Problem details
Please list all lines of the material below in which the string "main" occurs.

Task inputs
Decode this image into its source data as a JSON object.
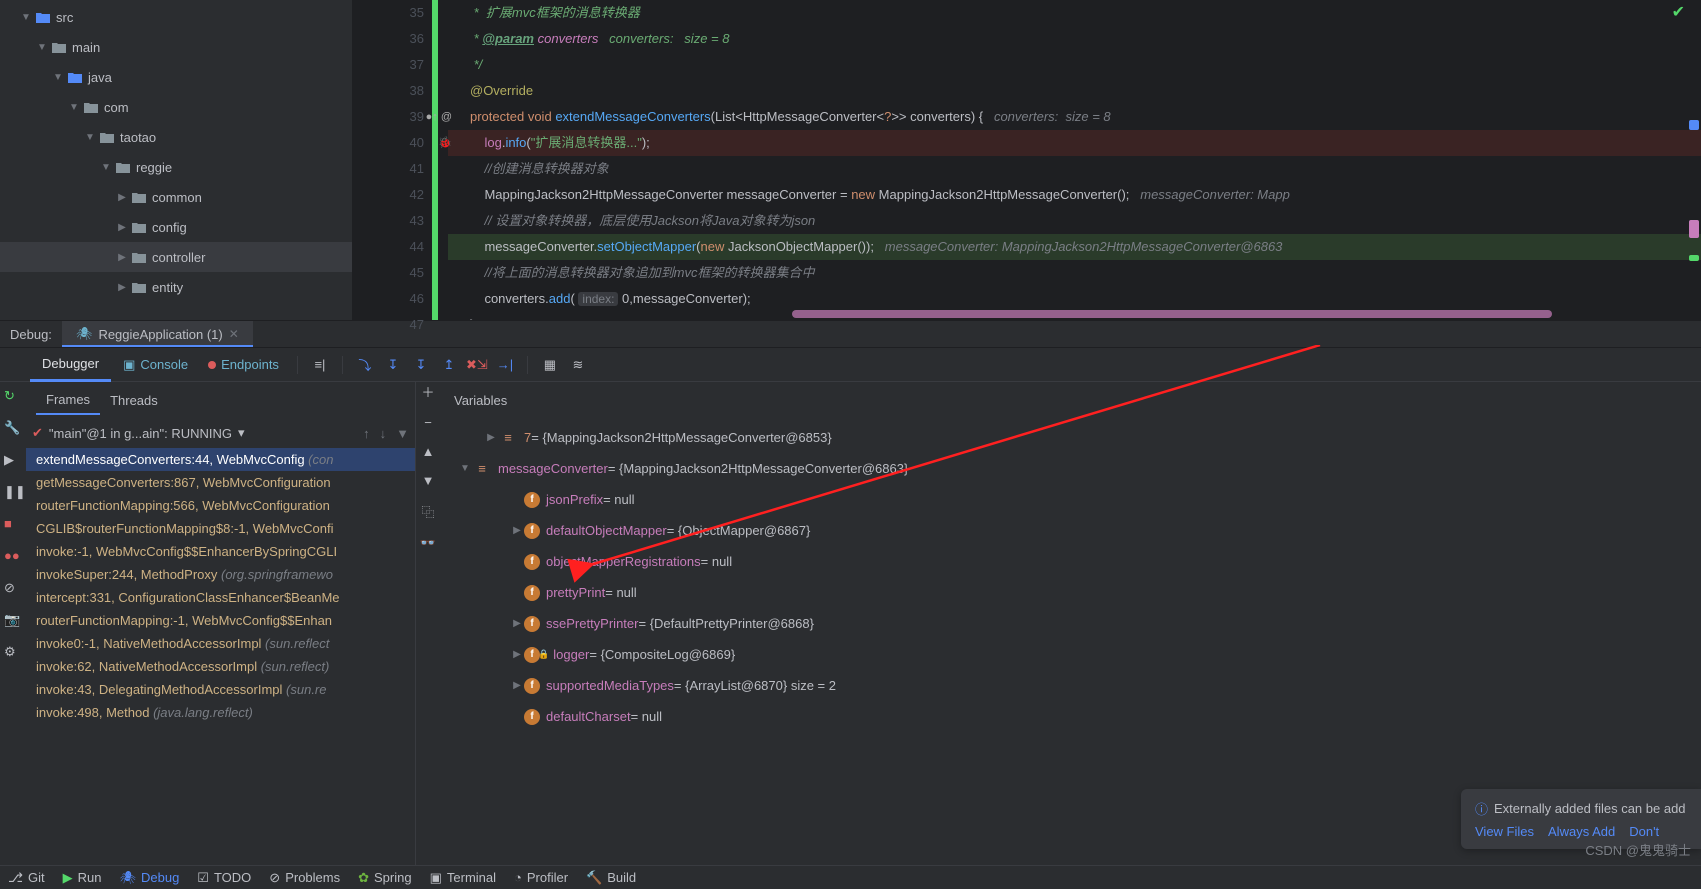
{
  "project_tree": {
    "src": "src",
    "main": "main",
    "java": "java",
    "com": "com",
    "taotao": "taotao",
    "reggie": "reggie",
    "common": "common",
    "config": "config",
    "controller": "controller",
    "entity": "entity"
  },
  "editor": {
    "lines": [
      {
        "n": "35",
        "html": "<span class='doc'> *  扩展mvc框架的消息转换器</span>"
      },
      {
        "n": "36",
        "html": "<span class='doc'> * <span class='doctag'>@param</span> <span class='param'>converters</span>   converters:   size = 8</span>"
      },
      {
        "n": "37",
        "html": "<span class='doc'> */</span>"
      },
      {
        "n": "38",
        "html": "<span class='an'>@Override</span>"
      },
      {
        "n": "39",
        "icons": "●↑ @",
        "html": "<span class='k'>protected</span> <span class='k'>void</span> <span class='m'>extendMessageConverters</span>(<span class='t'>List</span>&lt;<span class='t'>HttpMessageConverter</span>&lt;<span class='k'>?</span>&gt;&gt; converters) {   <span class='c'>converters:  size = 8</span>"
      },
      {
        "n": "40",
        "cls": "hl-red",
        "icons": "🐞",
        "html": "    <span class='param' style='font-style:normal'>log</span>.<span class='m'>info</span>(<span class='s'>\"扩展消息转换器...\"</span>);"
      },
      {
        "n": "41",
        "html": "    <span class='c'>//创建消息转换器对象</span>"
      },
      {
        "n": "42",
        "html": "    <span class='t'>MappingJackson2HttpMessageConverter</span> messageConverter = <span class='k'>new</span> <span class='t'>MappingJackson2HttpMessageConverter</span>();   <span class='c'>messageConverter: Mapp</span>"
      },
      {
        "n": "43",
        "html": "    <span class='c'>// 设置对象转换器，底层使用Jackson将Java对象转为json</span>"
      },
      {
        "n": "44",
        "cls": "hl-green",
        "html": "    messageConverter.<span class='m'>setObjectMapper</span>(<span class='k'>new</span> <span class='t'>JacksonObjectMapper</span>());   <span class='c'>messageConverter: MappingJackson2HttpMessageConverter@6863</span>"
      },
      {
        "n": "45",
        "html": "    <span class='c'>//将上面的消息转换器对象追加到mvc框架的转换器集合中</span>"
      },
      {
        "n": "46",
        "html": "    converters.<span class='m'>add</span>( <span class='inline-hint'>index:</span> 0,messageConverter);"
      },
      {
        "n": "47",
        "html": "}"
      }
    ]
  },
  "debug_label": "Debug:",
  "run_config": "ReggieApplication (1)",
  "debugger_tabs": {
    "debugger": "Debugger",
    "console": "Console",
    "endpoints": "Endpoints"
  },
  "frames_tabs": {
    "frames": "Frames",
    "threads": "Threads"
  },
  "thread_dropdown": "\"main\"@1 in g...ain\": RUNNING",
  "frames": [
    {
      "text": "extendMessageConverters:44, WebMvcConfig",
      "grey": "(con",
      "sel": true
    },
    {
      "text": "getMessageConverters:867, WebMvcConfiguration",
      "grey": ""
    },
    {
      "text": "routerFunctionMapping:566, WebMvcConfiguration",
      "grey": ""
    },
    {
      "text": "CGLIB$routerFunctionMapping$8:-1, WebMvcConfi",
      "grey": ""
    },
    {
      "text": "invoke:-1, WebMvcConfig$$EnhancerBySpringCGLI",
      "grey": ""
    },
    {
      "text": "invokeSuper:244, MethodProxy",
      "grey": "(org.springframewo"
    },
    {
      "text": "intercept:331, ConfigurationClassEnhancer$BeanMe",
      "grey": ""
    },
    {
      "text": "routerFunctionMapping:-1, WebMvcConfig$$Enhan",
      "grey": ""
    },
    {
      "text": "invoke0:-1, NativeMethodAccessorImpl",
      "grey": "(sun.reflect"
    },
    {
      "text": "invoke:62, NativeMethodAccessorImpl",
      "grey": "(sun.reflect)"
    },
    {
      "text": "invoke:43, DelegatingMethodAccessorImpl",
      "grey": "(sun.re"
    },
    {
      "text": "invoke:498, Method",
      "grey": "(java.lang.reflect)"
    }
  ],
  "vars_header": "Variables",
  "variables": [
    {
      "indent": 1,
      "arrow": "▶",
      "icon": "≡",
      "name_cls": "orange",
      "name": "7",
      "val": " = {MappingJackson2HttpMessageConverter@6853}"
    },
    {
      "indent": 0,
      "arrow": "▼",
      "icon": "≡",
      "name": "messageConverter",
      "val": " = {MappingJackson2HttpMessageConverter@6863}"
    },
    {
      "indent": 2,
      "arrow": "",
      "icon": "f",
      "name": "jsonPrefix",
      "val": " = null"
    },
    {
      "indent": 2,
      "arrow": "▶",
      "icon": "f",
      "name": "defaultObjectMapper",
      "val": " = {ObjectMapper@6867}"
    },
    {
      "indent": 2,
      "arrow": "",
      "icon": "f",
      "name": "objectMapperRegistrations",
      "val": " = null"
    },
    {
      "indent": 2,
      "arrow": "",
      "icon": "f",
      "name": "prettyPrint",
      "val": " = null"
    },
    {
      "indent": 2,
      "arrow": "▶",
      "icon": "f",
      "name": "ssePrettyPrinter",
      "val": " = {DefaultPrettyPrinter@6868}"
    },
    {
      "indent": 2,
      "arrow": "▶",
      "icon": "f",
      "lock": true,
      "name": "logger",
      "val": " = {CompositeLog@6869}"
    },
    {
      "indent": 2,
      "arrow": "▶",
      "icon": "f",
      "name": "supportedMediaTypes",
      "val": " = {ArrayList@6870}  size = 2"
    },
    {
      "indent": 2,
      "arrow": "",
      "icon": "f",
      "name": "defaultCharset",
      "val": " = null"
    }
  ],
  "notification": {
    "title": "Externally added files can be add",
    "view": "View Files",
    "always": "Always Add",
    "dont": "Don't"
  },
  "statusbar": {
    "git": "Git",
    "run": "Run",
    "debug": "Debug",
    "todo": "TODO",
    "problems": "Problems",
    "spring": "Spring",
    "terminal": "Terminal",
    "profiler": "Profiler",
    "build": "Build"
  },
  "watermark": "CSDN @鬼鬼骑士"
}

Response to this task
    "main": "main",
  "thread_dropdown": "\"main\"@1 in g...ain\": RUNNING",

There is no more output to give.